Stored entries:

• • • • •

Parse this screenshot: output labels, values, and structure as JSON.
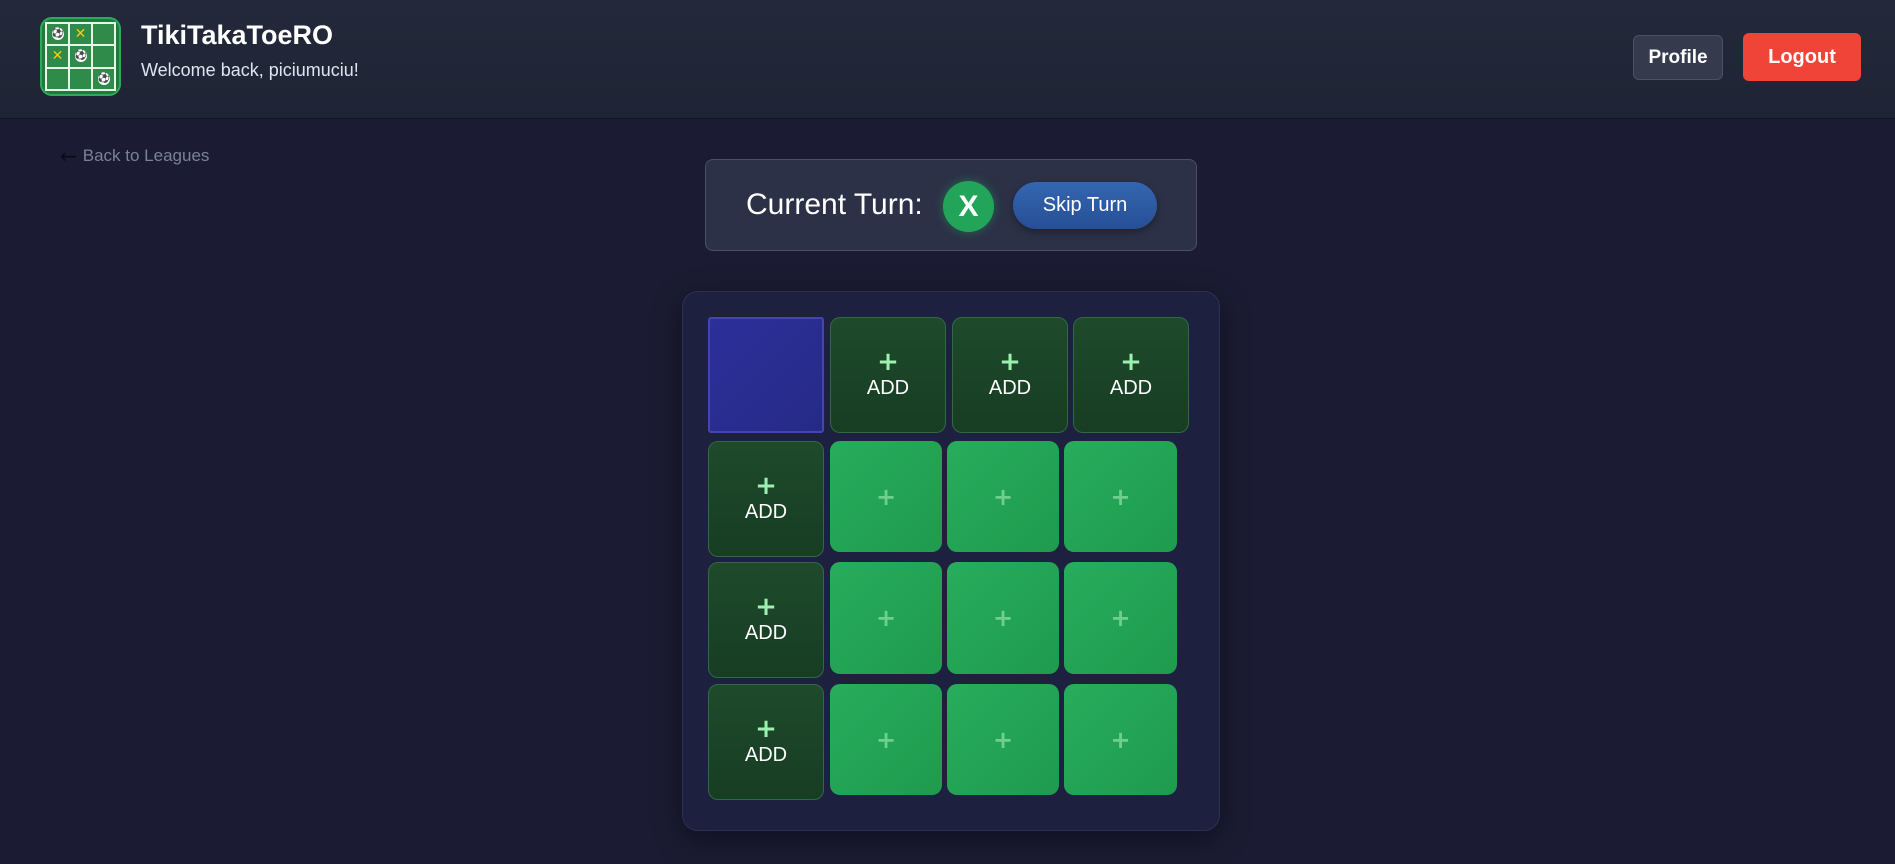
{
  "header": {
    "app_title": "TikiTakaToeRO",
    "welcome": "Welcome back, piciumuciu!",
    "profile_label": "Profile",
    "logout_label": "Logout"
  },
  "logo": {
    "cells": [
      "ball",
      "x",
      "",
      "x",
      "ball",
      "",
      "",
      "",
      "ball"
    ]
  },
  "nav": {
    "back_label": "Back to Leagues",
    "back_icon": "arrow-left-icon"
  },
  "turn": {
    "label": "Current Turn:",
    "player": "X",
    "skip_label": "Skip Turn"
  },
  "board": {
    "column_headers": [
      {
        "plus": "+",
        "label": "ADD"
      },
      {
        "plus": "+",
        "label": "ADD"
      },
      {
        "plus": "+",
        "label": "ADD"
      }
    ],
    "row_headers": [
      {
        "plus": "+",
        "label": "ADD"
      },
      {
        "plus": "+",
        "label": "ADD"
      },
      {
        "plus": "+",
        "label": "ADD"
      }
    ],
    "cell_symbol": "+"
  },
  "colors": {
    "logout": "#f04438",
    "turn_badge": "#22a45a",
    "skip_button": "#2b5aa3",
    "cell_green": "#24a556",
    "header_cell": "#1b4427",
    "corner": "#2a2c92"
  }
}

• • • • •

EXERCISE:
Print all of the records shown above exactly, leaving out each picture.

EXPECTED ANSWER:
Parse this screenshot: output labels, values, and structure as JSON.
{
  "header": {
    "app_title": "TikiTakaToeRO",
    "welcome": "Welcome back, piciumuciu!",
    "profile_label": "Profile",
    "logout_label": "Logout"
  },
  "logo": {
    "cells": [
      "ball",
      "x",
      "",
      "x",
      "ball",
      "",
      "",
      "",
      "ball"
    ]
  },
  "nav": {
    "back_label": "Back to Leagues",
    "back_icon": "arrow-left-icon"
  },
  "turn": {
    "label": "Current Turn:",
    "player": "X",
    "skip_label": "Skip Turn"
  },
  "board": {
    "column_headers": [
      {
        "plus": "+",
        "label": "ADD"
      },
      {
        "plus": "+",
        "label": "ADD"
      },
      {
        "plus": "+",
        "label": "ADD"
      }
    ],
    "row_headers": [
      {
        "plus": "+",
        "label": "ADD"
      },
      {
        "plus": "+",
        "label": "ADD"
      },
      {
        "plus": "+",
        "label": "ADD"
      }
    ],
    "cell_symbol": "+"
  },
  "colors": {
    "logout": "#f04438",
    "turn_badge": "#22a45a",
    "skip_button": "#2b5aa3",
    "cell_green": "#24a556",
    "header_cell": "#1b4427",
    "corner": "#2a2c92"
  }
}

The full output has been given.